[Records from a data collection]
——————
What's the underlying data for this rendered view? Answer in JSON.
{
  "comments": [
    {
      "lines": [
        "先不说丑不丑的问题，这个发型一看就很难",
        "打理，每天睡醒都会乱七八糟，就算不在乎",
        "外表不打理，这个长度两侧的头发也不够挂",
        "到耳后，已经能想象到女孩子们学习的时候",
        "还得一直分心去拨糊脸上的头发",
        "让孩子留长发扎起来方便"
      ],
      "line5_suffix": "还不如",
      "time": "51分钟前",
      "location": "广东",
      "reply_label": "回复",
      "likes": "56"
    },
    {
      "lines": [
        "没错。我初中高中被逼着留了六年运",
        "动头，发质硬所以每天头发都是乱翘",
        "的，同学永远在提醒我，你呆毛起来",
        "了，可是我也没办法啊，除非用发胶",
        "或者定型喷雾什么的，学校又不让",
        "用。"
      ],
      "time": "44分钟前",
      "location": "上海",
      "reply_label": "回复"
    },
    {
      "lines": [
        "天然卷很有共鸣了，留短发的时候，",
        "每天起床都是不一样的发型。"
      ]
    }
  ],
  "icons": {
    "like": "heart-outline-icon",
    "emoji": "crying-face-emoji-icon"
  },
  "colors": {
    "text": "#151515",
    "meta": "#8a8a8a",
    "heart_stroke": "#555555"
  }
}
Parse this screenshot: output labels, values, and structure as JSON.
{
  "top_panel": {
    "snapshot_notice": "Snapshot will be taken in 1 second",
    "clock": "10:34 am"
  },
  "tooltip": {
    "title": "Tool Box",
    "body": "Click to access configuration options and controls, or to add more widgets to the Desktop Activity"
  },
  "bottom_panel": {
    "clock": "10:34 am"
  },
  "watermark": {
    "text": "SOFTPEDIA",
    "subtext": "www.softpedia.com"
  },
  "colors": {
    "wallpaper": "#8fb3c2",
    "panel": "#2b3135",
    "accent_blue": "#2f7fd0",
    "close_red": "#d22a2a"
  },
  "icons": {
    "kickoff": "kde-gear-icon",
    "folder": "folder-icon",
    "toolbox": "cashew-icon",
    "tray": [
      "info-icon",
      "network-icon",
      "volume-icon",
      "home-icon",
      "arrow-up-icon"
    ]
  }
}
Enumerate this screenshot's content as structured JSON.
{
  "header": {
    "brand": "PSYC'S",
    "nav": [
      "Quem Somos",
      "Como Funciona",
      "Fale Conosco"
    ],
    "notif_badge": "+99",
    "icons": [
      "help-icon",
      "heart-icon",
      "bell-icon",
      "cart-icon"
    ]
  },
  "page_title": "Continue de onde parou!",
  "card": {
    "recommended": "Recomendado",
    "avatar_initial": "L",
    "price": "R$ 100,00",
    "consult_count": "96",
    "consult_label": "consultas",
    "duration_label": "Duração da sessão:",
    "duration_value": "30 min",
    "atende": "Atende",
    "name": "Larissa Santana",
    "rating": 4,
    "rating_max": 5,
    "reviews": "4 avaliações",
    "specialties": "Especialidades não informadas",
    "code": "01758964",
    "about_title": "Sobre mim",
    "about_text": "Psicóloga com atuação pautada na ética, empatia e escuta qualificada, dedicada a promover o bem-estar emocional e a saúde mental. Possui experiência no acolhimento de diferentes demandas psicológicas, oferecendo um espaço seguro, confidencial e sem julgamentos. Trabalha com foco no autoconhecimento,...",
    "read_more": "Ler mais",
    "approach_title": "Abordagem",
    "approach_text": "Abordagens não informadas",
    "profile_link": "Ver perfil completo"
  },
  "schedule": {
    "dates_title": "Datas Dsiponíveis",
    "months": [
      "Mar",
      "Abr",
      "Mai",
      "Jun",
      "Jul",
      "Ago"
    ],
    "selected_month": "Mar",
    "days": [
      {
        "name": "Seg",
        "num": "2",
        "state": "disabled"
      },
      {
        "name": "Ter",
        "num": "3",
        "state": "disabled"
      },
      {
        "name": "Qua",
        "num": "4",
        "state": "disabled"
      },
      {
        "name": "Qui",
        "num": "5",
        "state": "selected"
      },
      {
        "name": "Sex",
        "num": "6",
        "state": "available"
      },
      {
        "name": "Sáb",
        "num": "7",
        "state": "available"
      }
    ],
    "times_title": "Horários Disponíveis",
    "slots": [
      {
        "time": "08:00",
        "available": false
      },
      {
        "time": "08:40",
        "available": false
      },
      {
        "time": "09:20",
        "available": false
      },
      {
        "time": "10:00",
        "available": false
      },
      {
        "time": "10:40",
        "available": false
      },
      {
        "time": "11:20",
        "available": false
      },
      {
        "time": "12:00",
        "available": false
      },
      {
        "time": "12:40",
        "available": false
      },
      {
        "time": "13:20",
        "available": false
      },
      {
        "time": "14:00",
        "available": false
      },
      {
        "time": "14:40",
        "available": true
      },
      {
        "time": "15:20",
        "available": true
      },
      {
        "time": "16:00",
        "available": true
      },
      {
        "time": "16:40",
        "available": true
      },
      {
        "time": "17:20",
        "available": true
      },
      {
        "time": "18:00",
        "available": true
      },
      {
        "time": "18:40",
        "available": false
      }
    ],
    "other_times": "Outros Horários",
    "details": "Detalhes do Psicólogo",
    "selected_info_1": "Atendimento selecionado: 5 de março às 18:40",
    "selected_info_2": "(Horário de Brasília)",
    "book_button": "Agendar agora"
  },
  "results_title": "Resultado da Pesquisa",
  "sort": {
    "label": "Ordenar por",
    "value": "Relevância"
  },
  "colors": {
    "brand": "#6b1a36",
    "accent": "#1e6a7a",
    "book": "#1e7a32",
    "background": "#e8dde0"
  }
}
——————
### Task instructions:
List all lines in the material containing the string "JSON".

### Problem solution:
What's the underlying data for this rendered view? Answer in JSON.
Parse this screenshot: output labels, values, and structure as JSON.
Enumerate this screenshot's content as structured JSON.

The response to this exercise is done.